DATA FOR THIS TASK:
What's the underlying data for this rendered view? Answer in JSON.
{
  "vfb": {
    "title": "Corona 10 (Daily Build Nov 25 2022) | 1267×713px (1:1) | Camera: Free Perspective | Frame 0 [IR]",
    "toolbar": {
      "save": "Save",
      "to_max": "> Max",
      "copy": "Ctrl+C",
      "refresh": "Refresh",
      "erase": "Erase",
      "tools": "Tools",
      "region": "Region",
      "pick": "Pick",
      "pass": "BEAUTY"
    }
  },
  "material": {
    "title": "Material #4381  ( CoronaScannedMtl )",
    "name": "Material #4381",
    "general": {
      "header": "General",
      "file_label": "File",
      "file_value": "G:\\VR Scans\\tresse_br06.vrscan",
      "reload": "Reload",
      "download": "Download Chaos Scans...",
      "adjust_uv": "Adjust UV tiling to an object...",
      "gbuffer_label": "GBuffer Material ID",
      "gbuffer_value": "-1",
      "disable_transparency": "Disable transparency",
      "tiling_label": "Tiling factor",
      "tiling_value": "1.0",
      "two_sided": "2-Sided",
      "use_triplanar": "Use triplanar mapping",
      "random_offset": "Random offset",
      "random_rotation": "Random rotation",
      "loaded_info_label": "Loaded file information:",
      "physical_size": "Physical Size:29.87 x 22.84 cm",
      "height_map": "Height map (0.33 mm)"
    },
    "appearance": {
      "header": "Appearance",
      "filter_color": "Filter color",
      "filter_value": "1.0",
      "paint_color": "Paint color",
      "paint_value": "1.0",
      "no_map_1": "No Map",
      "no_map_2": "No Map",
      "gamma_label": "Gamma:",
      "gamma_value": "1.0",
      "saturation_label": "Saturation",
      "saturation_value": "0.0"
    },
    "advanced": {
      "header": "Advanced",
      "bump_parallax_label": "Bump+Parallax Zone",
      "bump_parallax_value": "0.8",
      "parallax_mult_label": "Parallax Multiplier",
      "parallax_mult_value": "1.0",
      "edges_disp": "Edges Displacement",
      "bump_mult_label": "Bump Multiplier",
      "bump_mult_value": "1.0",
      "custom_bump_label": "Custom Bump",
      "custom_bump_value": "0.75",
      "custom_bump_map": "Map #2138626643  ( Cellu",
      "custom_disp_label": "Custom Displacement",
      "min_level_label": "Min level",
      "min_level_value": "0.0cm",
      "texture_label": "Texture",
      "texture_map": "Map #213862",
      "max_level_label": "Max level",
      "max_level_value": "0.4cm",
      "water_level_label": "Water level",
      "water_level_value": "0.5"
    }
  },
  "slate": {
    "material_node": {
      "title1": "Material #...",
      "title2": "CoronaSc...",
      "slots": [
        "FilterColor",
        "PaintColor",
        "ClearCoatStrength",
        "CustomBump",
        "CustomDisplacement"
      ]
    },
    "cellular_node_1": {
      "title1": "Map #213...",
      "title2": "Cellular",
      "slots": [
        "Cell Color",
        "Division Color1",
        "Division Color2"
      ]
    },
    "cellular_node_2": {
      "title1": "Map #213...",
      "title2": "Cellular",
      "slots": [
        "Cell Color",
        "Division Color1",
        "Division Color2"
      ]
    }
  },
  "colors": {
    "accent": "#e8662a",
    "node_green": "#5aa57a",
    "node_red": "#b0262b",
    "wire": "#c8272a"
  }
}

EXERCISE DIRECTIONS:
Each line in the entries above that includes the string "Multiplier" should be extracted.

WRITTEN ANSWER:
      "parallax_mult_label": "Parallax Multiplier",
      "bump_mult_label": "Bump Multiplier",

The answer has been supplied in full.